== SUPPLIED DATA ==
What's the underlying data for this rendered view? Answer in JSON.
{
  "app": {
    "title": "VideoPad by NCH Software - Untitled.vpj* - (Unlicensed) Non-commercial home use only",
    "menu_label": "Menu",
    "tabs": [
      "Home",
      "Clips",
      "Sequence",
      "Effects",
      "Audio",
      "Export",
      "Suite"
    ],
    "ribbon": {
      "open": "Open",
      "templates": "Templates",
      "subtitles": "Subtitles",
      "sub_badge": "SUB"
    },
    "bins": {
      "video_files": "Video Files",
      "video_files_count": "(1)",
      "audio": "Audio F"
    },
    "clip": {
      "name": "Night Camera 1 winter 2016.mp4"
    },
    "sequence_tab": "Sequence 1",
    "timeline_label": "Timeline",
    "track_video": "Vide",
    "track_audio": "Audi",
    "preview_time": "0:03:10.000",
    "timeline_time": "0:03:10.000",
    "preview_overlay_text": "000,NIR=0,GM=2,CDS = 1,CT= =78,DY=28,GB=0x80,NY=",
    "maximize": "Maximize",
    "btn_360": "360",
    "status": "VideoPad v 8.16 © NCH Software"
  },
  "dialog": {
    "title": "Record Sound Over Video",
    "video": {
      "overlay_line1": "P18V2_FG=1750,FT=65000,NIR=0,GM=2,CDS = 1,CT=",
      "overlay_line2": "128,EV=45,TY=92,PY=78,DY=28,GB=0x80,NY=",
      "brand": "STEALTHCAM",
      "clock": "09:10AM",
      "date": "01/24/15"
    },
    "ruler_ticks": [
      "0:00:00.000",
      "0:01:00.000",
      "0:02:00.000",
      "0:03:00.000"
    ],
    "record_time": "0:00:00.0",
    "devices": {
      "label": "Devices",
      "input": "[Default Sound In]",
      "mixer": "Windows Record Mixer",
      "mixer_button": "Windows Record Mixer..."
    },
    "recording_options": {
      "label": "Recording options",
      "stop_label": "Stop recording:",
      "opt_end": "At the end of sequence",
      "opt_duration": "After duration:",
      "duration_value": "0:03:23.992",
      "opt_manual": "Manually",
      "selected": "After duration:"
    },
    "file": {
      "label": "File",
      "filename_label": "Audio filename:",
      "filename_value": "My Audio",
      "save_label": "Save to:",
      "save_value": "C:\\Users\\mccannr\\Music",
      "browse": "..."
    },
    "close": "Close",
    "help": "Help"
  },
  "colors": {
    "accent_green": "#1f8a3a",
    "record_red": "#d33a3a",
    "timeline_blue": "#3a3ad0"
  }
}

== YOUR TASK ==
Above are the records; retype them all without a single difference.

== RESPONSE TO THE EXERCISE ==
What's the underlying data for this rendered view? Answer in JSON.
{
  "app": {
    "title": "VideoPad by NCH Software - Untitled.vpj* - (Unlicensed) Non-commercial home use only",
    "menu_label": "Menu",
    "tabs": [
      "Home",
      "Clips",
      "Sequence",
      "Effects",
      "Audio",
      "Export",
      "Suite"
    ],
    "ribbon": {
      "open": "Open",
      "templates": "Templates",
      "subtitles": "Subtitles",
      "sub_badge": "SUB"
    },
    "bins": {
      "video_files": "Video Files",
      "video_files_count": "(1)",
      "audio": "Audio F"
    },
    "clip": {
      "name": "Night Camera 1 winter 2016.mp4"
    },
    "sequence_tab": "Sequence 1",
    "timeline_label": "Timeline",
    "track_video": "Vide",
    "track_audio": "Audi",
    "preview_time": "0:03:10.000",
    "timeline_time": "0:03:10.000",
    "preview_overlay_text": "000,NIR=0,GM=2,CDS = 1,CT= =78,DY=28,GB=0x80,NY=",
    "maximize": "Maximize",
    "btn_360": "360",
    "status": "VideoPad v 8.16 © NCH Software"
  },
  "dialog": {
    "title": "Record Sound Over Video",
    "video": {
      "overlay_line1": "P18V2_FG=1750,FT=65000,NIR=0,GM=2,CDS = 1,CT=",
      "overlay_line2": "128,EV=45,TY=92,PY=78,DY=28,GB=0x80,NY=",
      "brand": "STEALTHCAM",
      "clock": "09:10AM",
      "date": "01/24/15"
    },
    "ruler_ticks": [
      "0:00:00.000",
      "0:01:00.000",
      "0:02:00.000",
      "0:03:00.000"
    ],
    "record_time": "0:00:00.0",
    "devices": {
      "label": "Devices",
      "input": "[Default Sound In]",
      "mixer": "Windows Record Mixer",
      "mixer_button": "Windows Record Mixer..."
    },
    "recording_options": {
      "label": "Recording options",
      "stop_label": "Stop recording:",
      "opt_end": "At the end of sequence",
      "opt_duration": "After duration:",
      "duration_value": "0:03:23.992",
      "opt_manual": "Manually",
      "selected": "After duration:"
    },
    "file": {
      "label": "File",
      "filename_label": "Audio filename:",
      "filename_value": "My Audio",
      "save_label": "Save to:",
      "save_value": "C:\\Users\\mccannr\\Music",
      "browse": "..."
    },
    "close": "Close",
    "help": "Help"
  },
  "colors": {
    "accent_green": "#1f8a3a",
    "record_red": "#d33a3a",
    "timeline_blue": "#3a3ad0"
  }
}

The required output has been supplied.